(할 일) 아래 자료에서 문자열 "Latina"가 들어 있는 줄을 모두 모아 옮겨 적으세요. 대소문자를 구분합니다.
──────── 데이터 부분 ────────
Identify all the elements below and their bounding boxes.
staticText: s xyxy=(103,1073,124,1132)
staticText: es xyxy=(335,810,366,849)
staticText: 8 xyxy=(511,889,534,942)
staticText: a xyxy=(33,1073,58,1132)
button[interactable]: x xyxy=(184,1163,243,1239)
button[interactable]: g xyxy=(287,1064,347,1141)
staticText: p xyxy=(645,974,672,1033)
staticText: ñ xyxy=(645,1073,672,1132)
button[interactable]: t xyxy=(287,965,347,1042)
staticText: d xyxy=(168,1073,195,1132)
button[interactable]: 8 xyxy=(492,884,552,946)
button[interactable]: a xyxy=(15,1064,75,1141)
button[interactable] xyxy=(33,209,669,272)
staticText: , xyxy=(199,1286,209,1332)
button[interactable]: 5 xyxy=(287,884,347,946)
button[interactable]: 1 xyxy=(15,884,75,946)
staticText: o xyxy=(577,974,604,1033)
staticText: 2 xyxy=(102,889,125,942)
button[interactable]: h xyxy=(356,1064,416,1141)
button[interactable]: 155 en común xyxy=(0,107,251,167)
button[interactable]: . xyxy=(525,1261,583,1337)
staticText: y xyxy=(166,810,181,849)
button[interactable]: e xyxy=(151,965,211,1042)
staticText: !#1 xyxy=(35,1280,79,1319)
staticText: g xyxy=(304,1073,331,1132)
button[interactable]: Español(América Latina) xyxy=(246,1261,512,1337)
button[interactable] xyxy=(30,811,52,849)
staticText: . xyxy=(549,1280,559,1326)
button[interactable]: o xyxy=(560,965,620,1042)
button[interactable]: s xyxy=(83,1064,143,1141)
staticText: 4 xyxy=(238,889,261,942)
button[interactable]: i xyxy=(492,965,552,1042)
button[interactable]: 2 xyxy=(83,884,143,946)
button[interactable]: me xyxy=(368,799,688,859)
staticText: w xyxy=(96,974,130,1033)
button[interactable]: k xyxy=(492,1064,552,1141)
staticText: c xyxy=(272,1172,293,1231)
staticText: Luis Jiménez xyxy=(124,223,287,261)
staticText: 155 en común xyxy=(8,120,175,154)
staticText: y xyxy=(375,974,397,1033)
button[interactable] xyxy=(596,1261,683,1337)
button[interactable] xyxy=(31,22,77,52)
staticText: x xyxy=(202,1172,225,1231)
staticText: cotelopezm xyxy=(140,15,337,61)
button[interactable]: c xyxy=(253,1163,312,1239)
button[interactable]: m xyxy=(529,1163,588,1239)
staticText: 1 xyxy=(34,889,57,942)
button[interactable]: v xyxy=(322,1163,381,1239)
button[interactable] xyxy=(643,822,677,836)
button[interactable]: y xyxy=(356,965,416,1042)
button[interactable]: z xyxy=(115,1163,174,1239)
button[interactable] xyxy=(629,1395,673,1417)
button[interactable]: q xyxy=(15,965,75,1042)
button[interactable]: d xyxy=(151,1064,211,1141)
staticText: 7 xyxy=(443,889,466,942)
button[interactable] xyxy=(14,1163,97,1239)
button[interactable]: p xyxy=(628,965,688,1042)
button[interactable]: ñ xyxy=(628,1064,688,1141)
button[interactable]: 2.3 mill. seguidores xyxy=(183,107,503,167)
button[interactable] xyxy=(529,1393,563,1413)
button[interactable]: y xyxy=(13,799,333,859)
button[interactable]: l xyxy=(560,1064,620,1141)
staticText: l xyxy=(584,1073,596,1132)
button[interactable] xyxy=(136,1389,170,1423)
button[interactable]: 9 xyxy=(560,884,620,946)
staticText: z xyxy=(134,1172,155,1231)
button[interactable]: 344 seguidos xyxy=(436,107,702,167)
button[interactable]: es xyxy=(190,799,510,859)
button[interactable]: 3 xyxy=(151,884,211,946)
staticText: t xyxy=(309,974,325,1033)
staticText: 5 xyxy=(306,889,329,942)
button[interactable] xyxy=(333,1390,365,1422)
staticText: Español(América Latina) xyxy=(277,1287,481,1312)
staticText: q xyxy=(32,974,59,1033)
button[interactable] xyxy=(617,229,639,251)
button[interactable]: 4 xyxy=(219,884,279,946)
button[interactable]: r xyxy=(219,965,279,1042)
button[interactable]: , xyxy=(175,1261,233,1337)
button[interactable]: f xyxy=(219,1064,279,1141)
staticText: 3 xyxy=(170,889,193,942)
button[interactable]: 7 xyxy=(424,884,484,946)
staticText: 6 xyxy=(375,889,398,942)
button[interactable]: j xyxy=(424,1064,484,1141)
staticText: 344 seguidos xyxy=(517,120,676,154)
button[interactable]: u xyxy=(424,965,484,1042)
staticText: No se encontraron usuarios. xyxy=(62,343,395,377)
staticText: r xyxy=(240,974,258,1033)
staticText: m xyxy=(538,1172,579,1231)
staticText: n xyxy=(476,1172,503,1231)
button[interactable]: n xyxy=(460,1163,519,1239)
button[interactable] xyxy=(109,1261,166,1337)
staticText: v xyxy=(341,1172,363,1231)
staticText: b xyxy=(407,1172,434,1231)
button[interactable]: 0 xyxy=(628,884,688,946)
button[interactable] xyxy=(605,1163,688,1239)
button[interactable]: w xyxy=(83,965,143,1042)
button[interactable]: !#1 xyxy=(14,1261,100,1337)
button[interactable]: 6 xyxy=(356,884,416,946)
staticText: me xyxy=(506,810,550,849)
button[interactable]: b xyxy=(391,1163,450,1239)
────────
(작성한 답)
button[interactable]: Español(América Latina) xyxy=(246,1261,512,1337)
staticText: Español(América Latina) xyxy=(277,1287,481,1312)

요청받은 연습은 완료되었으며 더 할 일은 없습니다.